* _What is being asked_: Of all the lines in the material, how many include the word "localhost"? Give only the number.

[Records from a dataset]
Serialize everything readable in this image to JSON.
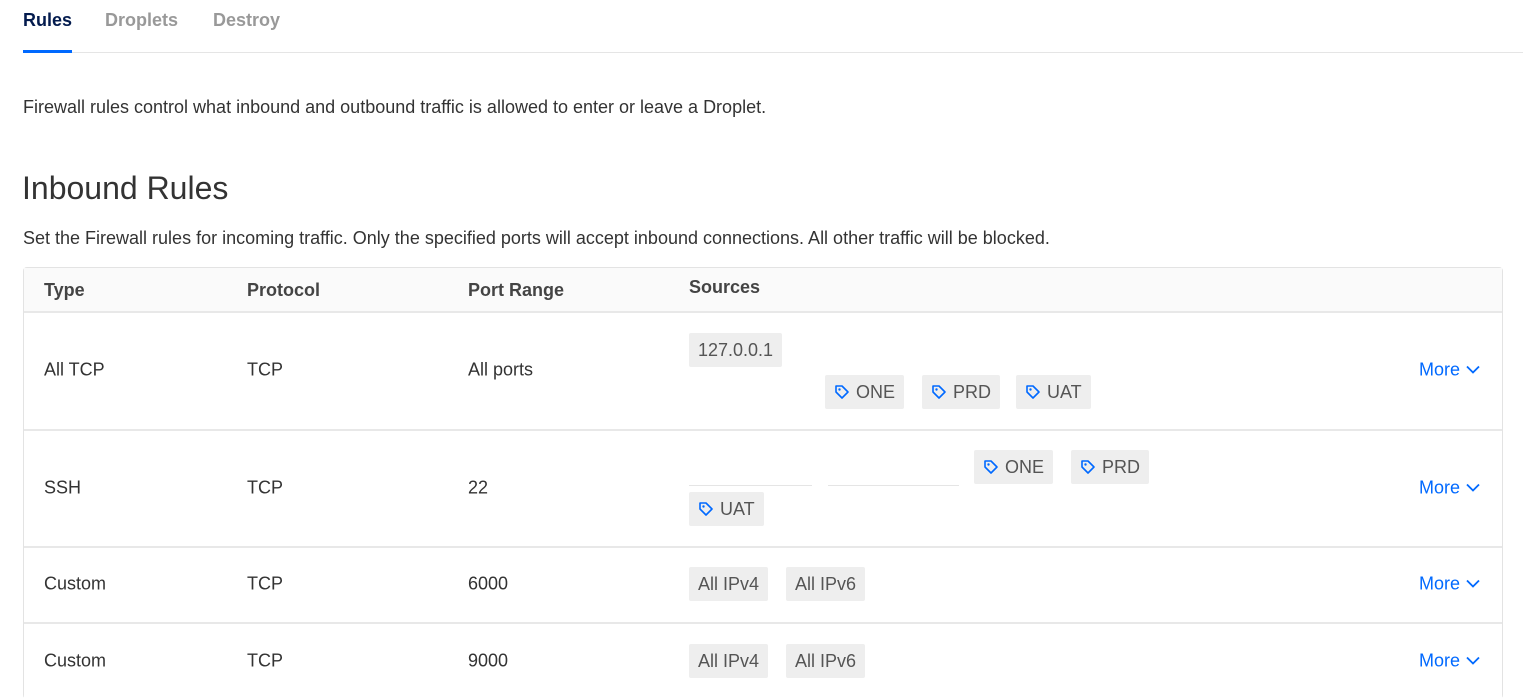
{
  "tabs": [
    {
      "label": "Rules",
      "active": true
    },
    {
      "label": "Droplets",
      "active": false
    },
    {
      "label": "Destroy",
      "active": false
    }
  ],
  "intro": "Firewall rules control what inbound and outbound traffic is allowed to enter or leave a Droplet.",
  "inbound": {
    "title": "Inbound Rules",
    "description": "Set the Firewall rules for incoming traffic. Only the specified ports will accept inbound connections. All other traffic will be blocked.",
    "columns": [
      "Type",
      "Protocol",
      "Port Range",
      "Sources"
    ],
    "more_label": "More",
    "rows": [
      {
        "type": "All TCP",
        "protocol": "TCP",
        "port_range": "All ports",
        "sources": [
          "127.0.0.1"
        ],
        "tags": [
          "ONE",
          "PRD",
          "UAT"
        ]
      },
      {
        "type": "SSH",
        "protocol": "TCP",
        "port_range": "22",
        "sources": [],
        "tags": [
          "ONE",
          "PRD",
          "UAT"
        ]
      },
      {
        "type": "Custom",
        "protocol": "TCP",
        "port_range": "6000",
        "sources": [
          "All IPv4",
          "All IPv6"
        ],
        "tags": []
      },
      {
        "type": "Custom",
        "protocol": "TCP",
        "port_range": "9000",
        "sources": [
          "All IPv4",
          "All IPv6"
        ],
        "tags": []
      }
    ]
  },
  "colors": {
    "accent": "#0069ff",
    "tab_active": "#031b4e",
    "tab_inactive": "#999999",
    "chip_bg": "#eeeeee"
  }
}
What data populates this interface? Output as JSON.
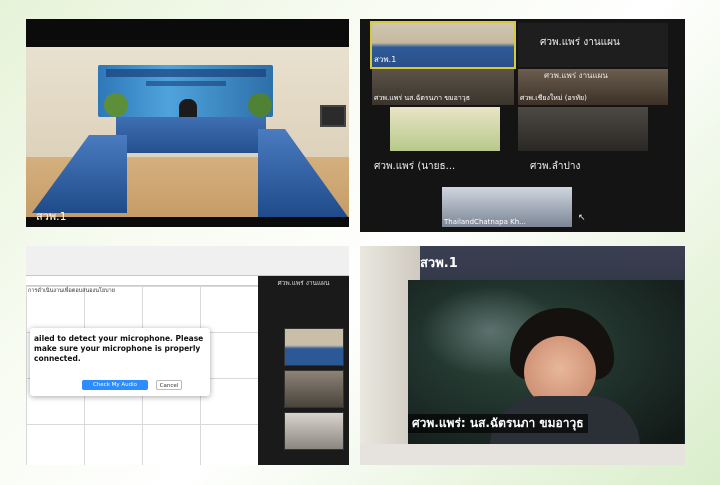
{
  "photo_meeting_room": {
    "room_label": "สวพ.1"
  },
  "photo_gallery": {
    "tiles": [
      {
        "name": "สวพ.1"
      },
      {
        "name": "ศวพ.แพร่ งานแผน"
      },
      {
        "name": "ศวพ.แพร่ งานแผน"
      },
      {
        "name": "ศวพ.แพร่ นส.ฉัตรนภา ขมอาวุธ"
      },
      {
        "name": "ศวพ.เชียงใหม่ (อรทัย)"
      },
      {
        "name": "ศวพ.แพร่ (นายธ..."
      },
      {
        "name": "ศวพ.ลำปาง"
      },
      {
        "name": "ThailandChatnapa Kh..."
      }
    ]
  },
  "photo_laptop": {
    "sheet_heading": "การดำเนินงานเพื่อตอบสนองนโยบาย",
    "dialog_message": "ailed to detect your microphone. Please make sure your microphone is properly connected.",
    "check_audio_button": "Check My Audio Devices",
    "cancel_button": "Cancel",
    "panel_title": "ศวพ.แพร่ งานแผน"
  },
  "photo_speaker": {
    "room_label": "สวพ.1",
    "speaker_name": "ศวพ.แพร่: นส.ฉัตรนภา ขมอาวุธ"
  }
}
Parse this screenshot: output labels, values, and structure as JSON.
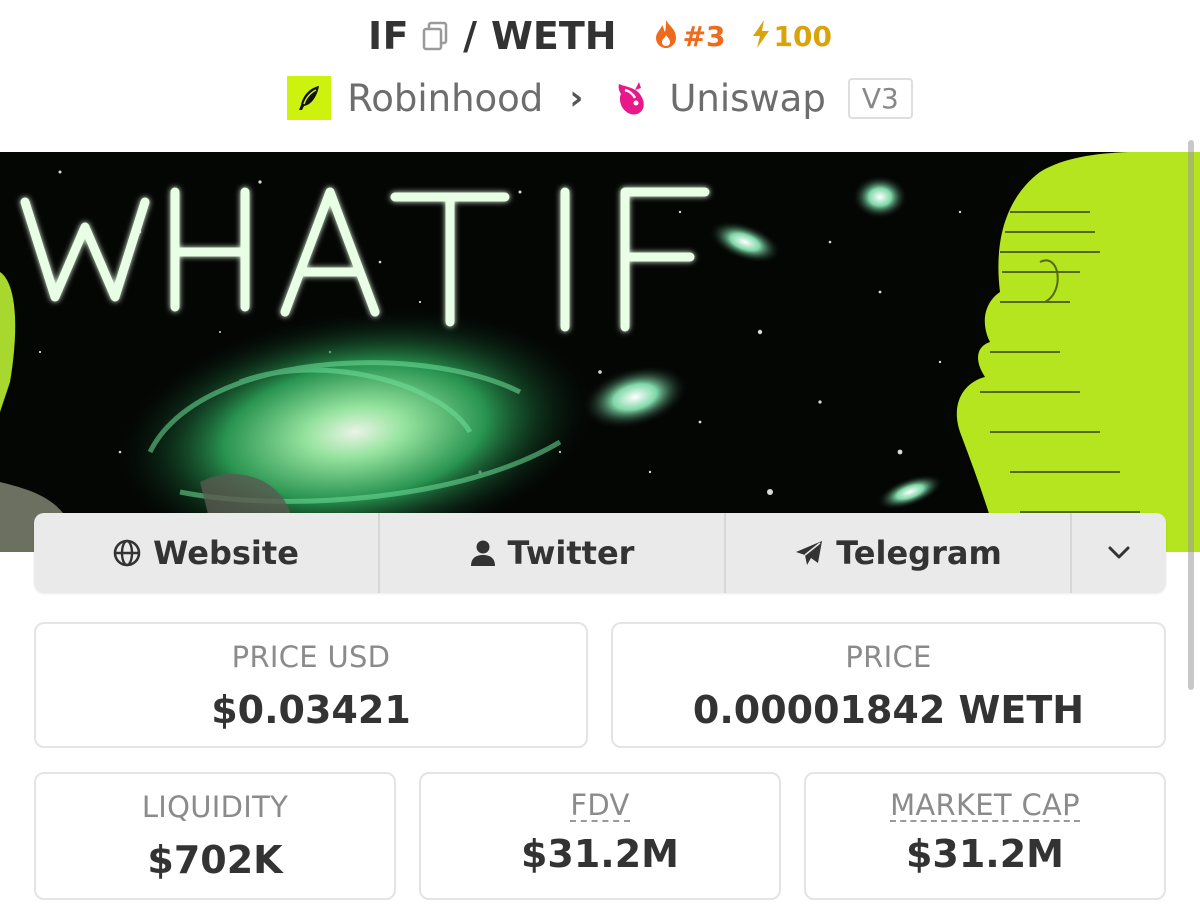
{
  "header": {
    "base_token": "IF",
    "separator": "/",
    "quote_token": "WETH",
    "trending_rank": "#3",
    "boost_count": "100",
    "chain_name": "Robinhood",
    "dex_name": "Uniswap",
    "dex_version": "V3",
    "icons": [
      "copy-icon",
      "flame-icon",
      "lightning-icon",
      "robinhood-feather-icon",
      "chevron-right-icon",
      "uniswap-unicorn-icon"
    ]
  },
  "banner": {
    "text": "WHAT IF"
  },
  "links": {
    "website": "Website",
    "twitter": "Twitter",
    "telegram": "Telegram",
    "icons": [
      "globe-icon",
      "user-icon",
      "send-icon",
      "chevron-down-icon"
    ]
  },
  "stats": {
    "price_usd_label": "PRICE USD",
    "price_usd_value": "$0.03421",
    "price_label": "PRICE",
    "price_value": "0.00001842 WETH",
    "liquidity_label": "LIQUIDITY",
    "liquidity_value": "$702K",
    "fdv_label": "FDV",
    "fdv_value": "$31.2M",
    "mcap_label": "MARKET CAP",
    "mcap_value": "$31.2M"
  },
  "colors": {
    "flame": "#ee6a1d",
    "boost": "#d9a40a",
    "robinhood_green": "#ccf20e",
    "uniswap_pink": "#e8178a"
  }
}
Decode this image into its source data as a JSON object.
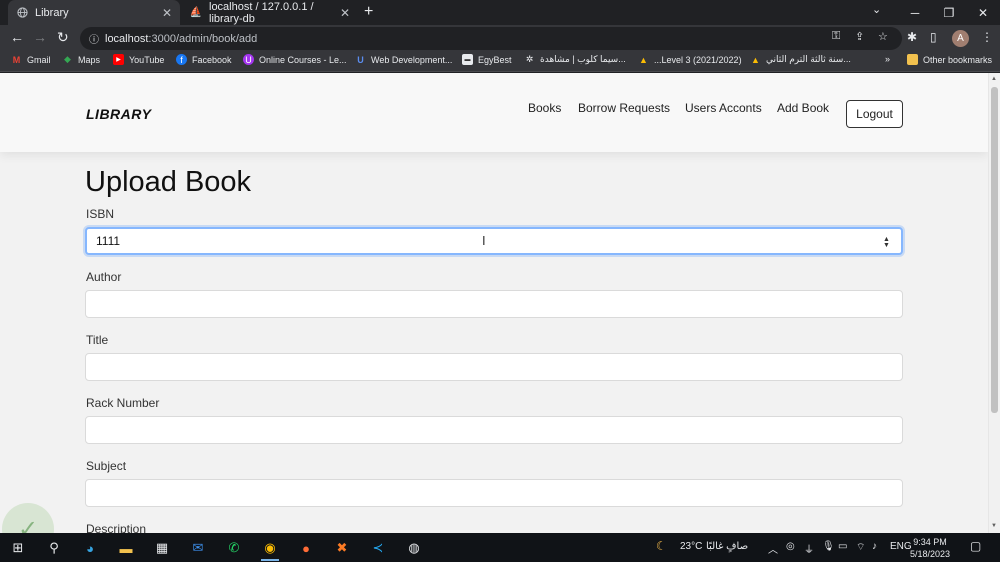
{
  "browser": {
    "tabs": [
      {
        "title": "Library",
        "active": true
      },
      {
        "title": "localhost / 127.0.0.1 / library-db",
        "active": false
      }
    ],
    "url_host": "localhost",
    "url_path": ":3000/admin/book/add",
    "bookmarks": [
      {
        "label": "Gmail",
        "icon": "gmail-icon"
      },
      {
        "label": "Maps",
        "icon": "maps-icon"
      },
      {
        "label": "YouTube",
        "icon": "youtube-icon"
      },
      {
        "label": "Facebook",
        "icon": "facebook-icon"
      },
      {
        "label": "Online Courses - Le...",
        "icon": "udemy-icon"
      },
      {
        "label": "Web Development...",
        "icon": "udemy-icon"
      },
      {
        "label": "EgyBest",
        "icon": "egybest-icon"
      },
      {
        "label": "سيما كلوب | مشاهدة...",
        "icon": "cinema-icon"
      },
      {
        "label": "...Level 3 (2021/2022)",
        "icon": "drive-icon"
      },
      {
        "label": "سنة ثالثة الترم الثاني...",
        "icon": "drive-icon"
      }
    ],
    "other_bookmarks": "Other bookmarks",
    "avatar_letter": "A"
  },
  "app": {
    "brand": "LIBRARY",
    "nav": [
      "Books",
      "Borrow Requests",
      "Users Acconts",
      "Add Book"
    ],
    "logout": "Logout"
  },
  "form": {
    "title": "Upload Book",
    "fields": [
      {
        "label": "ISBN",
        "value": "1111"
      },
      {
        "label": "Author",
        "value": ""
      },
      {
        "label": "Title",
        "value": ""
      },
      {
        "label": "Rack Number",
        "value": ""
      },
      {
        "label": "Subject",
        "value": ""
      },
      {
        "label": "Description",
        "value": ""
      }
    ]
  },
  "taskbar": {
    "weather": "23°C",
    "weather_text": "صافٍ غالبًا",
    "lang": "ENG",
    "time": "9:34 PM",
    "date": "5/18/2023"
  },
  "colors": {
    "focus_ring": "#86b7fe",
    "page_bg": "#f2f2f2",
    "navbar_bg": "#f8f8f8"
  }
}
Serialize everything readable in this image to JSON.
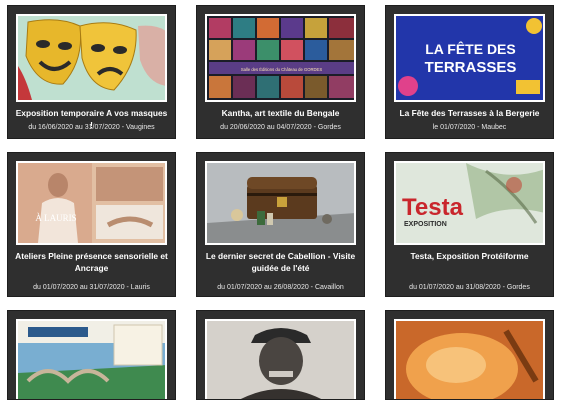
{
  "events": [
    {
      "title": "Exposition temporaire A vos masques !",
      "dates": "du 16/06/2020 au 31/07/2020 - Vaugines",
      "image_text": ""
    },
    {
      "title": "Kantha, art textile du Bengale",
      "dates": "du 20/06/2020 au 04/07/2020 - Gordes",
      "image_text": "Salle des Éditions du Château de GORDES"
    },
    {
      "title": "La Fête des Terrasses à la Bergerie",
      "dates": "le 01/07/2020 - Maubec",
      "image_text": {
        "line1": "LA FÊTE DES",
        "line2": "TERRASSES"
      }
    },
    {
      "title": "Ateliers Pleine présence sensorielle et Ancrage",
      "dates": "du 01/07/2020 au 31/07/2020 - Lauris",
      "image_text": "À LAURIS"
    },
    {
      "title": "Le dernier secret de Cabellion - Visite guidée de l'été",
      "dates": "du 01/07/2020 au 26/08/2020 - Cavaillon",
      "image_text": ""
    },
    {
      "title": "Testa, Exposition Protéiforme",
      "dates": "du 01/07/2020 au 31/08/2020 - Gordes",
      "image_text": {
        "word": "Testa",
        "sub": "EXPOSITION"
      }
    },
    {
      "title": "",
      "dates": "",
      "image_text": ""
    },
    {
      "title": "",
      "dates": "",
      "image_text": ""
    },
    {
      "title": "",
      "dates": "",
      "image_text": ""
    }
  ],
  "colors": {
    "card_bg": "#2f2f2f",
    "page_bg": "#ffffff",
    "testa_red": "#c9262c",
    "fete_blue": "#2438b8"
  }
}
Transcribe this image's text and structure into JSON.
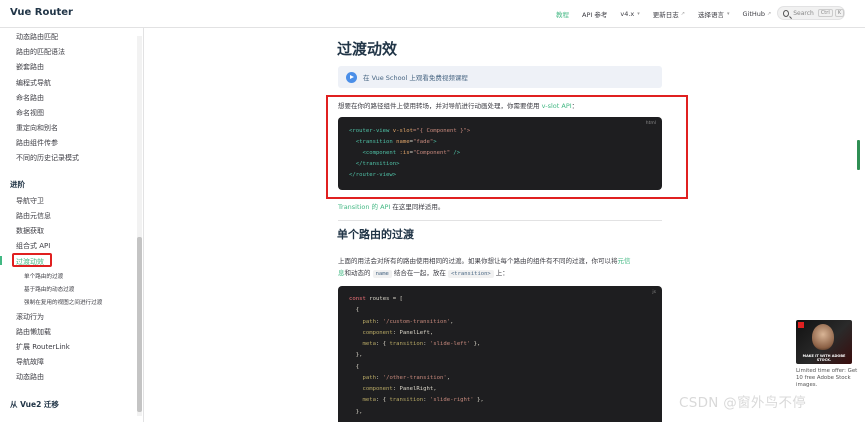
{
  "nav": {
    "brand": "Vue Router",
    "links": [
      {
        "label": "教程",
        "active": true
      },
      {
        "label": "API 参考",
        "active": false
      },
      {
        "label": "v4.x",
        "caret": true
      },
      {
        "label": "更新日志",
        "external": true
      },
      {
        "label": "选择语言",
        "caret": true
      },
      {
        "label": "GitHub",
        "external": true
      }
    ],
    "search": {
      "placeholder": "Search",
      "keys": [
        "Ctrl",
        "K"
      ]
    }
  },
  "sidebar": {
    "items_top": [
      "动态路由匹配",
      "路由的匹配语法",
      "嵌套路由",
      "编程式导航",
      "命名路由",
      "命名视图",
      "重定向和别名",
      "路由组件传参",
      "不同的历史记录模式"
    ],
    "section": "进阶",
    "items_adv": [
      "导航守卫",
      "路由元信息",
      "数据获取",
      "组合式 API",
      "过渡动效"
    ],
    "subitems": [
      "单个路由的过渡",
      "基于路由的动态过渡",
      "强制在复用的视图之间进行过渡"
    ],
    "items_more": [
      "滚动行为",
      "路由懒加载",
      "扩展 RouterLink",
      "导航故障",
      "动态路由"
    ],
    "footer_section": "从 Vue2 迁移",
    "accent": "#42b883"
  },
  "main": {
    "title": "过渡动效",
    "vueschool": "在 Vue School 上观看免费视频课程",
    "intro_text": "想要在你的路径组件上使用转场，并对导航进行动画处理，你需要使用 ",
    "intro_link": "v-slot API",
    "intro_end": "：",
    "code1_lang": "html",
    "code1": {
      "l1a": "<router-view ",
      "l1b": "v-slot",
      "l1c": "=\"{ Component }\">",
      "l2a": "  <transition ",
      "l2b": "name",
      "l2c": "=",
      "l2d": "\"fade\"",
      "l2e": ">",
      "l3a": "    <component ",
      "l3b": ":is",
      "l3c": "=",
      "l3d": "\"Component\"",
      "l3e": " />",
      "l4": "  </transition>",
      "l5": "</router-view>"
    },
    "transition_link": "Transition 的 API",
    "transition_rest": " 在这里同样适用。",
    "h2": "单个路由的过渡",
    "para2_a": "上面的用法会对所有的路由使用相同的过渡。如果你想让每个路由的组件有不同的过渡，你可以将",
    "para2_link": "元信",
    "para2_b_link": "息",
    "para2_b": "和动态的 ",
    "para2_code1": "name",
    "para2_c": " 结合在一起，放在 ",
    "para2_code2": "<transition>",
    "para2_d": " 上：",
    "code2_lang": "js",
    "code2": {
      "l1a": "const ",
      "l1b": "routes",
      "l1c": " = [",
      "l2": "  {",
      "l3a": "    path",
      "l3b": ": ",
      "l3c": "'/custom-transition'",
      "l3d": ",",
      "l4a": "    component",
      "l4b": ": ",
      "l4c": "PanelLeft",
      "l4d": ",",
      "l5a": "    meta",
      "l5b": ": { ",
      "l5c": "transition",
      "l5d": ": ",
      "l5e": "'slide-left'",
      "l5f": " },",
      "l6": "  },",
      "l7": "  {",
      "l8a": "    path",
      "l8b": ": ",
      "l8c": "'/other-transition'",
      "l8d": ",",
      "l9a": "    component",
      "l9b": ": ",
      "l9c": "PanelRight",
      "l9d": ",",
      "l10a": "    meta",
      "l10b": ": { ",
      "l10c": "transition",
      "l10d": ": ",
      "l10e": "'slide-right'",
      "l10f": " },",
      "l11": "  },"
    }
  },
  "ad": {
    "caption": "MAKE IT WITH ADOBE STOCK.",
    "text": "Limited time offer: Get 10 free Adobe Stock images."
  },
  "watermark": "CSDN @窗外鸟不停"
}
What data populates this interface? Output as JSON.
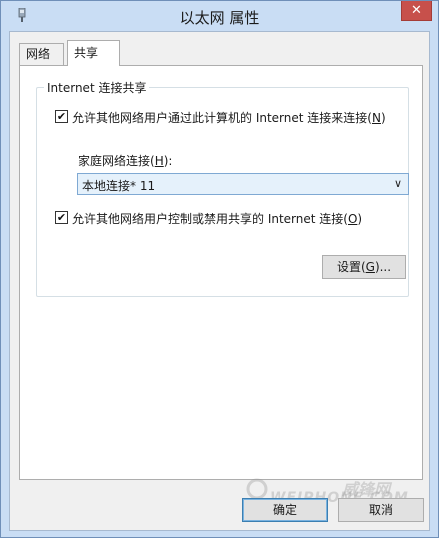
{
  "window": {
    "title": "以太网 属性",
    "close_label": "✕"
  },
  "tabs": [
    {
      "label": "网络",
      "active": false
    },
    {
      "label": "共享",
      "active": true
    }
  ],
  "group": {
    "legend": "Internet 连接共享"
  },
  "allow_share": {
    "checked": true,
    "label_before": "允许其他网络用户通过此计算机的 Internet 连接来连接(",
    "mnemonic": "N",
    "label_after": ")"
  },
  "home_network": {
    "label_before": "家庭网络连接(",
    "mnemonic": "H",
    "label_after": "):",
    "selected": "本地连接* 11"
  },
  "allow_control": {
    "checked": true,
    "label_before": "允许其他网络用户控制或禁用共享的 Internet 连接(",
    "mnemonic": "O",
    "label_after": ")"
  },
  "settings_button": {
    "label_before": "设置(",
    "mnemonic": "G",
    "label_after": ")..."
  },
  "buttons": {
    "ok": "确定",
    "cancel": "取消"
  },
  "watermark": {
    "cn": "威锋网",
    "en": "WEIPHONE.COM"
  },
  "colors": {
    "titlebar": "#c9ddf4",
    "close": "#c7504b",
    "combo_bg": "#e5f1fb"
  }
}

* _Solution to this problem_: 2